Data records
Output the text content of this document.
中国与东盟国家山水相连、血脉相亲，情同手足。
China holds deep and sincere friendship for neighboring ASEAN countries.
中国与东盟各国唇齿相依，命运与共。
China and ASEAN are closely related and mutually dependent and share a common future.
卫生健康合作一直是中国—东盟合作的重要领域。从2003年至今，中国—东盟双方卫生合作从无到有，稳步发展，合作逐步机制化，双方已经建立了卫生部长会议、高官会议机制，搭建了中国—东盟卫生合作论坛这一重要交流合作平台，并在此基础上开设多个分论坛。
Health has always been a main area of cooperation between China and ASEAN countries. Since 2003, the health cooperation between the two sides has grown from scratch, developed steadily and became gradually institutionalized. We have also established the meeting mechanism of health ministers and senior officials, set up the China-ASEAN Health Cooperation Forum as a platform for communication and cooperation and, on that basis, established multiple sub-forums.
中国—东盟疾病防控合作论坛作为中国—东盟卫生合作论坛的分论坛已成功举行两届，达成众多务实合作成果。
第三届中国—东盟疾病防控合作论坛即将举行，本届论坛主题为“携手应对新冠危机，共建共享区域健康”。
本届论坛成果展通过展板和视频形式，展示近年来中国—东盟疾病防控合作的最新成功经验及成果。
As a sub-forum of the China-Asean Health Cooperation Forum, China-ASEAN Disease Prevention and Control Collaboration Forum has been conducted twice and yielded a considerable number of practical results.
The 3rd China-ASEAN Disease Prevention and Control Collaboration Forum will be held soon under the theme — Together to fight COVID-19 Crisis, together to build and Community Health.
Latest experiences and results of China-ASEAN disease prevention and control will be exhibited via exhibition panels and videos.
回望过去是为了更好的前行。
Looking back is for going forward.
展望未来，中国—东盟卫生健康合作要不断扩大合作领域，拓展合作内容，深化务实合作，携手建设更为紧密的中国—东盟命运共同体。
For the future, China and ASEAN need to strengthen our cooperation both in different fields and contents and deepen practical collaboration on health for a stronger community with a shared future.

...

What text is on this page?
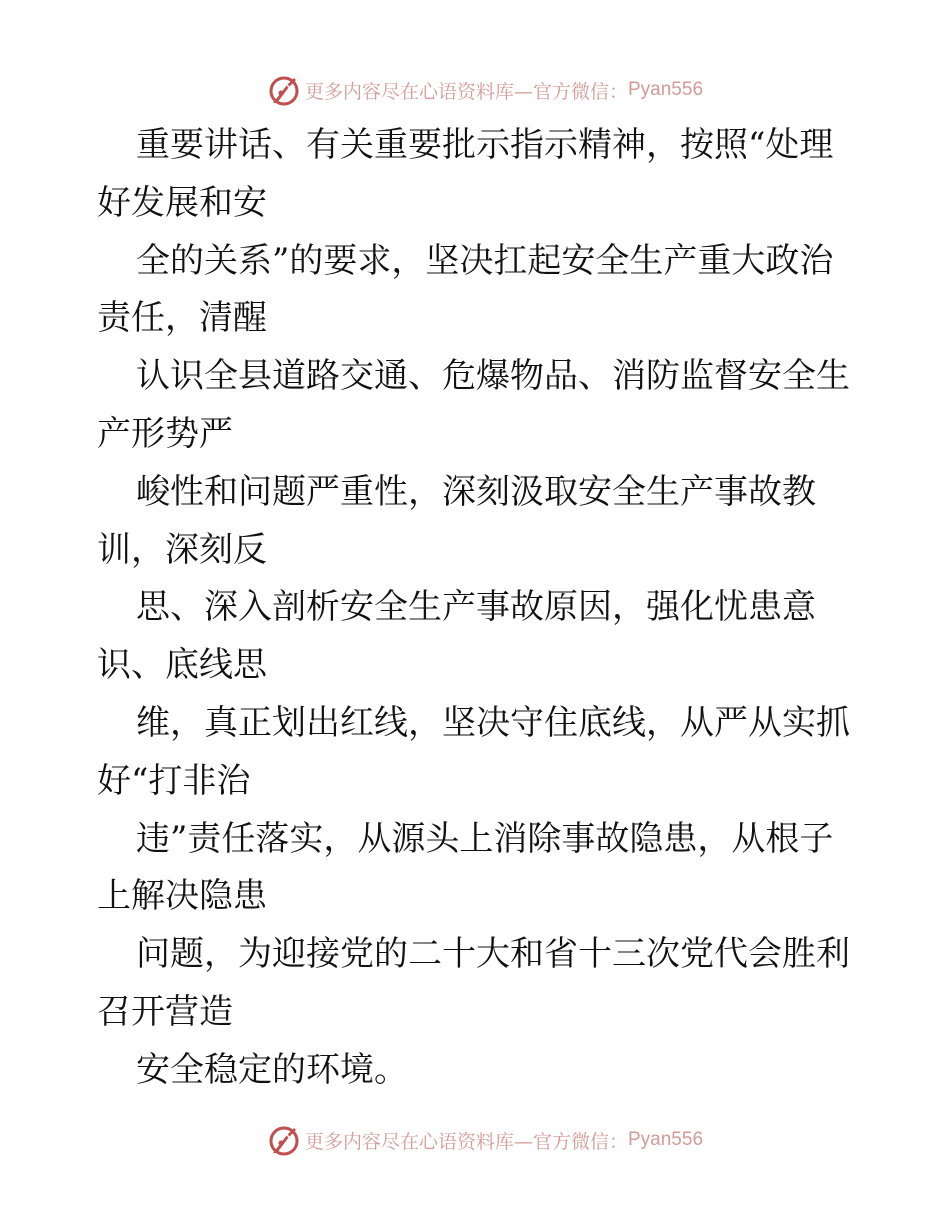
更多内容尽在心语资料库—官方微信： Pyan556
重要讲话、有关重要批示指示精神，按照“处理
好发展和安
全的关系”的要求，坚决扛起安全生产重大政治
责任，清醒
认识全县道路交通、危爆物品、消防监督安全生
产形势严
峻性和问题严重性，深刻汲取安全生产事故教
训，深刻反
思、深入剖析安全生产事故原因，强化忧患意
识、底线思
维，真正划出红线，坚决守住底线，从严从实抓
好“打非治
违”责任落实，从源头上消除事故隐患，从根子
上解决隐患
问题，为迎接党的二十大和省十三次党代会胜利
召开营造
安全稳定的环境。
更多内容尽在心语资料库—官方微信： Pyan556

• _What is expected_
From the material above, copy each line that includes the word "results".

• _Exercise output_
As a sub-forum of the China-Asean Health Cooperation Forum, China-ASEAN Disease Prevention and Control Collaboration Forum has been conducted twice and yielded a considerable number of practical results.
Latest experiences and results of China-ASEAN disease prevention and control will be exhibited via exhibition panels and videos.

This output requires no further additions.